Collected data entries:
:::::

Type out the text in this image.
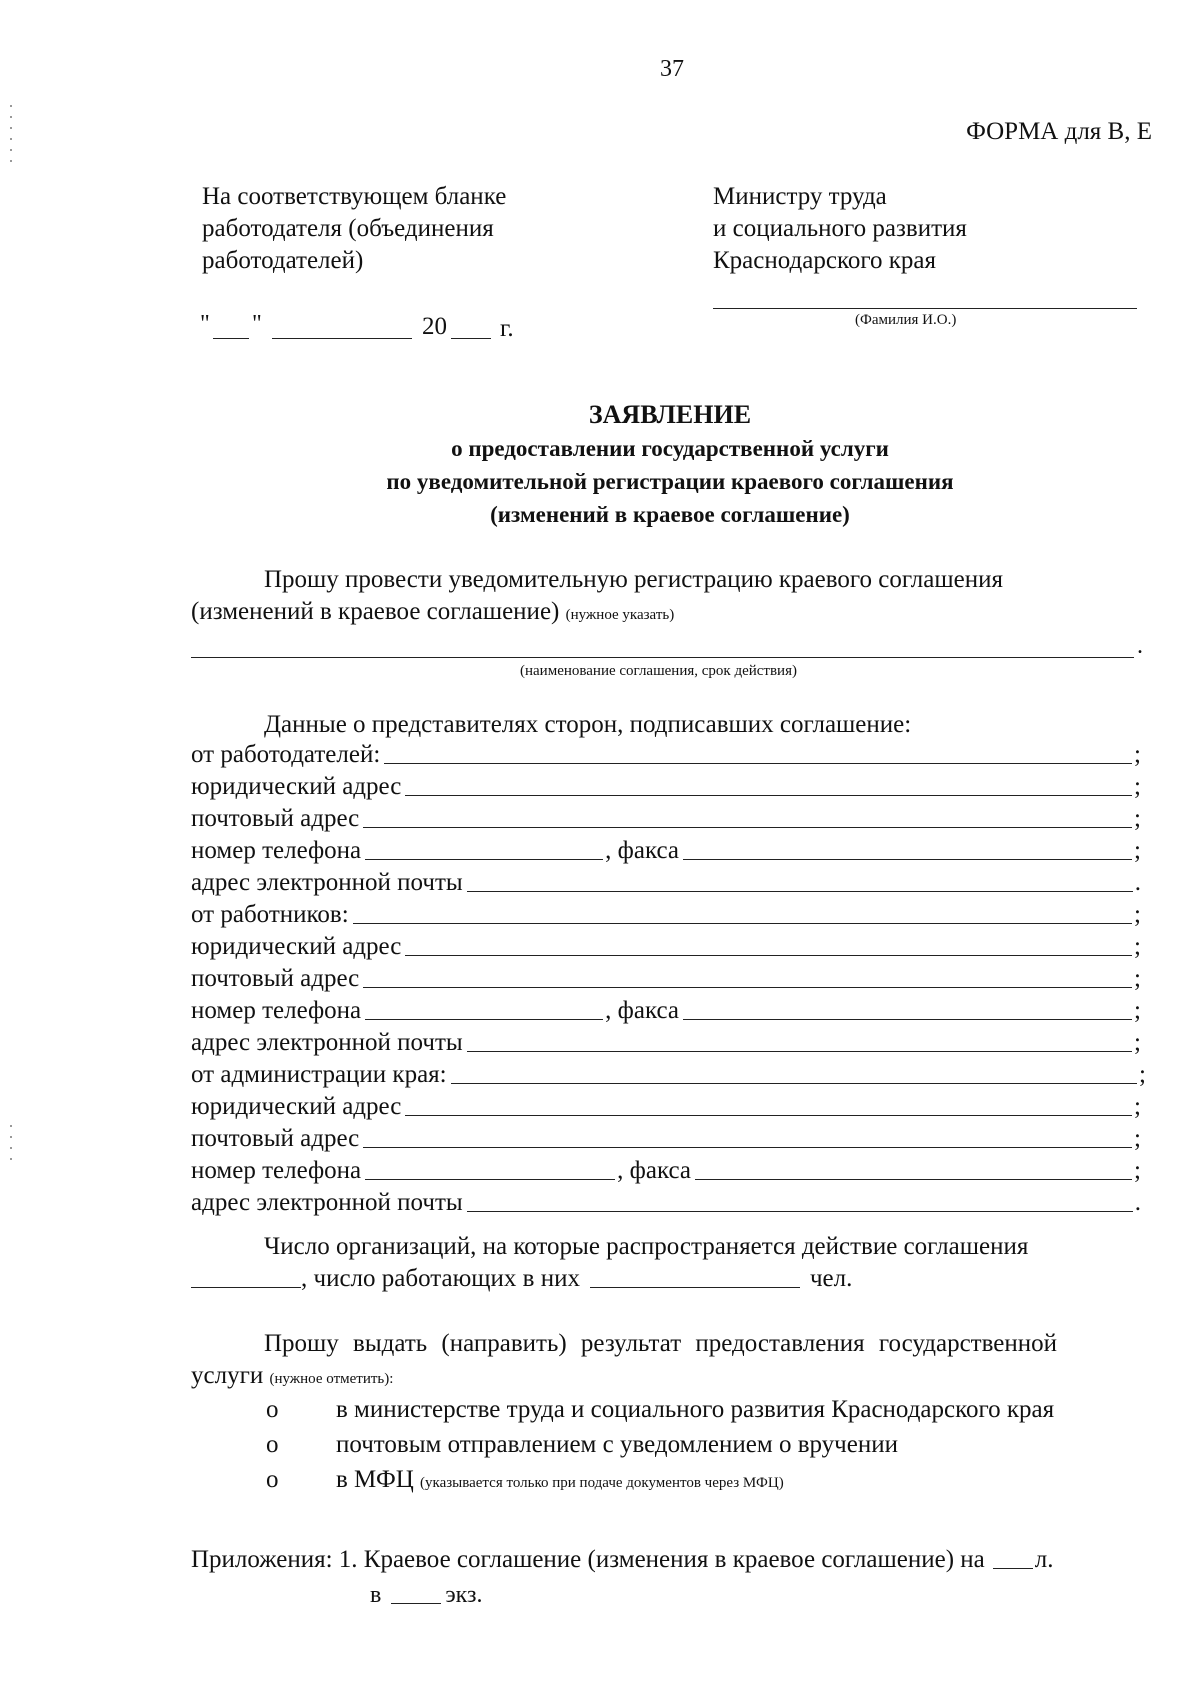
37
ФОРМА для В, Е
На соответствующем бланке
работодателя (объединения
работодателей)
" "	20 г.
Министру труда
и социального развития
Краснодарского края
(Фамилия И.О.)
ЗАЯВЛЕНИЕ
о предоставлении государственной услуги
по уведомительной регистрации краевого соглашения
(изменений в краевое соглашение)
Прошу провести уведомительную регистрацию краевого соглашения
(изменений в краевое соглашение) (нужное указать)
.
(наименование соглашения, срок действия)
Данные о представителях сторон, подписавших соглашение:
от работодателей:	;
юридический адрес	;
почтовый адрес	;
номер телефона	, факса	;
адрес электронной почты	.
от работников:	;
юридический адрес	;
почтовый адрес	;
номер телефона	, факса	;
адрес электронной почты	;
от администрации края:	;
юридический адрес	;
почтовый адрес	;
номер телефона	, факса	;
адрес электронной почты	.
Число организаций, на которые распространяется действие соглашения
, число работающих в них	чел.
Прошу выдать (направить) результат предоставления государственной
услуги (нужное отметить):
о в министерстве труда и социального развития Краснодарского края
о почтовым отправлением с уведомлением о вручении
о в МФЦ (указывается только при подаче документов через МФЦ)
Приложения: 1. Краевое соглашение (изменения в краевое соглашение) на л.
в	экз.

:::::

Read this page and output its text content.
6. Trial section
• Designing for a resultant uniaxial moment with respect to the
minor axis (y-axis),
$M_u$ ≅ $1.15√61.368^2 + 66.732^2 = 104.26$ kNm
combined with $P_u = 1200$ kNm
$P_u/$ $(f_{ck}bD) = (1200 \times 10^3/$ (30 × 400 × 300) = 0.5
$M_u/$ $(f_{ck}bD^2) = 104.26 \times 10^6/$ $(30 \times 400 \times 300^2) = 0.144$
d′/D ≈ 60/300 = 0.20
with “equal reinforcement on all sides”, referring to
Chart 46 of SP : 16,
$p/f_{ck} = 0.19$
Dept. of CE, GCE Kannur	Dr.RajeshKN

:::::

▶ **Work to complete**: What is the number of lines above that hold the string "изменений"? Answer with that number alone.

▶ **Output for this task**: 2